Study questions =>
1) Decide whether each statement below agrees with the passage about the poet Doty and his dogs, answering yes or no and quoting the words from the passage that settle it: (a) Doty has received the T.S. Eliot Prize; (b) Arden was a white terrier; (c) Wally died of cancer.
2) Continue the passage about the poet Doty and his dogs, picking up after its final sentence.

[[ Passage provided, beginning ]]

Doty is rightly regarded as one of America's finest living poets - recipient of the Los Angeles Times Book Prize and the T.S.Eliot Prize. He brings that sensibility to bear on the very weight of a dog's head in your hand, the way they know you are leaving and show it in their eyes, the nuances of their wags. He unashamedly regales us with the silliest details (the way the animals sprawl on the bed between him and his partner) to demonstrate his own inarguable humanity.
For the agonising death of his first partner Wally from Aids demonstrates - like the decline of his ancient black retriever Arden - the profound truth that when you open your heart to such loves, different though they might be, you place yourself permanently on the interface between delight and heartbreak. He writes: “You can only understand the world through what's at hand.”
And if that is the “intelligence and sensibility... complex of desires and memories, habits and expectations” which is a dog - then why should it not give insight into the human condition too?

[[ Passage provided, end ]]
[[ Data for analysis, beginning ]]

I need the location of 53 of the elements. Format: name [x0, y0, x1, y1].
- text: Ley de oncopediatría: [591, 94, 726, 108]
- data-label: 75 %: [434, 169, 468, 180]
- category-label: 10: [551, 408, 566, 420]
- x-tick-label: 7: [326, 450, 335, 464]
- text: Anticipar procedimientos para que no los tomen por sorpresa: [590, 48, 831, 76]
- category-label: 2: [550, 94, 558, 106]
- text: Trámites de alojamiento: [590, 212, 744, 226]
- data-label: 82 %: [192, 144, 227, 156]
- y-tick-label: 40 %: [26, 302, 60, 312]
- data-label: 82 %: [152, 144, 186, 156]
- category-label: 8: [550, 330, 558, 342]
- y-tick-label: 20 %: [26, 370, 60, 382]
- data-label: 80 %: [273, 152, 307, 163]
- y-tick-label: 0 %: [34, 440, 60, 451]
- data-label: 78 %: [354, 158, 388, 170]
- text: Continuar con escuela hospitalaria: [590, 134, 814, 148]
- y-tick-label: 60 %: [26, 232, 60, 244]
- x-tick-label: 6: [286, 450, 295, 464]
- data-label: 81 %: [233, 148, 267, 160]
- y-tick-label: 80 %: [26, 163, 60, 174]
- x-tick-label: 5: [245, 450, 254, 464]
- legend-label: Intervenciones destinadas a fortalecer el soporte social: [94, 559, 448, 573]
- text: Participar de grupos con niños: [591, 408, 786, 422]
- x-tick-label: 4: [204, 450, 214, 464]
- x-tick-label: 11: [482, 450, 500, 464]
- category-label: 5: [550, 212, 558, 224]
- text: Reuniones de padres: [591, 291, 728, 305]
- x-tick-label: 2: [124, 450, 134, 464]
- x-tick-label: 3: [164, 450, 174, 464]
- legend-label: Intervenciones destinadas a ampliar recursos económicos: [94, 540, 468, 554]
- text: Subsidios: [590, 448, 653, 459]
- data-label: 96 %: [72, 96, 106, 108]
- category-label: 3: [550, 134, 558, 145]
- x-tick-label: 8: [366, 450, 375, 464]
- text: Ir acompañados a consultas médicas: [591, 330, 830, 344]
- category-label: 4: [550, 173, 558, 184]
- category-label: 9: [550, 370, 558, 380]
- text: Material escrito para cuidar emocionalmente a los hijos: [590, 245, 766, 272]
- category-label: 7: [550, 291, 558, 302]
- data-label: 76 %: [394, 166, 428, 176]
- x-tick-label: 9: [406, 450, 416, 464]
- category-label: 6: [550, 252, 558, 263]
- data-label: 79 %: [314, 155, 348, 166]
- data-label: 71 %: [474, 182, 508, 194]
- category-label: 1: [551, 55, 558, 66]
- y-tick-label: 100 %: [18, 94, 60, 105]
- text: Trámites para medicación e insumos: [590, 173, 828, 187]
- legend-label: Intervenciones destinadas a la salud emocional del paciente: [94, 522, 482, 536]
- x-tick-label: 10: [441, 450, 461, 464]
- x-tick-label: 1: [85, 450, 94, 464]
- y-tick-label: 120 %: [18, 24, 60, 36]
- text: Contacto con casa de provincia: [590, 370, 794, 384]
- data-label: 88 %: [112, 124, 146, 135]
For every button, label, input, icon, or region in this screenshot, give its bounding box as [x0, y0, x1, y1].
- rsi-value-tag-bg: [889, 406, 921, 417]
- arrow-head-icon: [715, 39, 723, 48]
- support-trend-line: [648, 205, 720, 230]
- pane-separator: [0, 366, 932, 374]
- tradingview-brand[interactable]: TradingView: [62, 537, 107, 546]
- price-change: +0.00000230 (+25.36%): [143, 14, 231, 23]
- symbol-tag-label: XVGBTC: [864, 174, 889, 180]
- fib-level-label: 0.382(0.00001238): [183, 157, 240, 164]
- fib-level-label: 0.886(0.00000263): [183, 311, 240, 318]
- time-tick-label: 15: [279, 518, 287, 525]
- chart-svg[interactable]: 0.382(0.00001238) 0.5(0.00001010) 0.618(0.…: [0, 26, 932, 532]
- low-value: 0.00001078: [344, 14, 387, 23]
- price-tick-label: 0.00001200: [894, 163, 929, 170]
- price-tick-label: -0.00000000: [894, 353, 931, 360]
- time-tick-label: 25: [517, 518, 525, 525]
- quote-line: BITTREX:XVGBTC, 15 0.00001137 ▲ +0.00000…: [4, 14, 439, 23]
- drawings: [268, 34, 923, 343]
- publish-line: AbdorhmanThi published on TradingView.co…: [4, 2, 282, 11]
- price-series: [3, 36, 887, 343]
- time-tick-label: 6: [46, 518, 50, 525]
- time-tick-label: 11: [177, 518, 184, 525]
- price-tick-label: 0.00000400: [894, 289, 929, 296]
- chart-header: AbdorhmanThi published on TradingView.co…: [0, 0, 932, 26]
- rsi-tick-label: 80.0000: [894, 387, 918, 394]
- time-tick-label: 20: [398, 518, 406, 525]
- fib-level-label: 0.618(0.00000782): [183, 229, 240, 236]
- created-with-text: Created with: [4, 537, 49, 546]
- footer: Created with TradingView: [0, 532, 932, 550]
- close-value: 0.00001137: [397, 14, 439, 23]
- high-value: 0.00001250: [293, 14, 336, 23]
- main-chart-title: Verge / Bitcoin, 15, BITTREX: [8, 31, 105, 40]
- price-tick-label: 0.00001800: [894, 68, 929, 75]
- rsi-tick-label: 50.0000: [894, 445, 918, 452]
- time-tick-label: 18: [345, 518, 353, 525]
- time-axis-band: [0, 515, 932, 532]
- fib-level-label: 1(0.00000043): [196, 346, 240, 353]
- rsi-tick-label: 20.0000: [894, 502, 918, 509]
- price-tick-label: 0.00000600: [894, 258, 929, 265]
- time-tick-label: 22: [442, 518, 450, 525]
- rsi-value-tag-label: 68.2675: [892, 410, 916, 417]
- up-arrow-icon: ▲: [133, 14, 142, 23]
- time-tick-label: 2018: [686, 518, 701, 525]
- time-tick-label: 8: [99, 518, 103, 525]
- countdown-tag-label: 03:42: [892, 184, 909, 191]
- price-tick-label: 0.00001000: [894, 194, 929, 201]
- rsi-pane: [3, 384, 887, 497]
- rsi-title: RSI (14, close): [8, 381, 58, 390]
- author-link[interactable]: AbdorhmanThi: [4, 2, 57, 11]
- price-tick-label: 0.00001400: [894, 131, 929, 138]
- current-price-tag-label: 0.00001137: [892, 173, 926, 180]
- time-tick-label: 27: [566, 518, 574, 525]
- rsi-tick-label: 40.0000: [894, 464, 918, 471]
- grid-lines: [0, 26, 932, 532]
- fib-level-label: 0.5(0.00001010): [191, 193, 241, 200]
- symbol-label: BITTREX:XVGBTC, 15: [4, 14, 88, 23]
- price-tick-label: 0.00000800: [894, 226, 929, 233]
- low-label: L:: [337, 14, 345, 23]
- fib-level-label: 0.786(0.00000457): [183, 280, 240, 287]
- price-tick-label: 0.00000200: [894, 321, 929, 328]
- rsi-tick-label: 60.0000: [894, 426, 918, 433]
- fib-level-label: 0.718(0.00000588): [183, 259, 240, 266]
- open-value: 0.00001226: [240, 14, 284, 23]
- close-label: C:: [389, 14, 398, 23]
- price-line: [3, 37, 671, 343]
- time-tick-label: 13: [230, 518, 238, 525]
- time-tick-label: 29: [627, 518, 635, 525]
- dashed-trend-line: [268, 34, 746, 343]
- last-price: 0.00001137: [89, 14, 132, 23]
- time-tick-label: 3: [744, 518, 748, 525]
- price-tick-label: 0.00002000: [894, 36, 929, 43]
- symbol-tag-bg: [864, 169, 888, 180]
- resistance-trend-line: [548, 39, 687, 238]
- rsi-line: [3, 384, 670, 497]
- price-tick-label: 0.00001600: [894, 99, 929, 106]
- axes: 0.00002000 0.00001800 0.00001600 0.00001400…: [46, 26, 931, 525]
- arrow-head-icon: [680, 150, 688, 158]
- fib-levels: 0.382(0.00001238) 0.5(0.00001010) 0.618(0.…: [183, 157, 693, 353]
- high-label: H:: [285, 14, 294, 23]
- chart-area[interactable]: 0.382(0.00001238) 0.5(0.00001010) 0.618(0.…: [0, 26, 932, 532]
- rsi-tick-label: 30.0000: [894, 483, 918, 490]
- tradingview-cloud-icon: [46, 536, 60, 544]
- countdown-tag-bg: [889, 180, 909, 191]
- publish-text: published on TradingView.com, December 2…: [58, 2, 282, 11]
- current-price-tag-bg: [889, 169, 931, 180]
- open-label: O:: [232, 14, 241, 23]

[[ Data for analysis, end ]]

Per-task outputs =>
1)
(a) Yes: "recipient of the Los Angeles Times Book Prize and the T.S.Eliot Prize."
(b) No: "his ancient black retriever Arden."
(c) No: "the agonising death of his first partner Wally from Aids."

2)
Jumping backwards and forwards in time, Doty sets the story of how Arden and Beau came into his life against the deterioration of Wally, weaving those stories through with often hilarious anecdotes as well as reflections on everything from the nature of sentimentality to the meanings behind old photographs of dogs. It's an inspired structure, as tight and disciplined as one of Doty's poems yet possessing the same lyrical grace. He's deadpan funny, too: “I present, to a new boyfriend, a mighty set of challenges... I have been a widow(er) for only one year; I am eager to make connection and terrified that anything I love or desire might simply be swept away. I sleep with two twenty-pound retrievers.”
Dogs (indeed all sorts of animals) are increasingly being used in therapy, and psychologists know that just as living with an animal can bring immeasurable relaxation and joy, so the death of a pet can inflict an intolerable sense of loss. Doty is qualified to give utterance to what he calls “the unsayable” about the love of men and of animals, and the unspeakable loss when death claims them all. You finish this memoir like a retriever after a stick, with no choice but to start over again.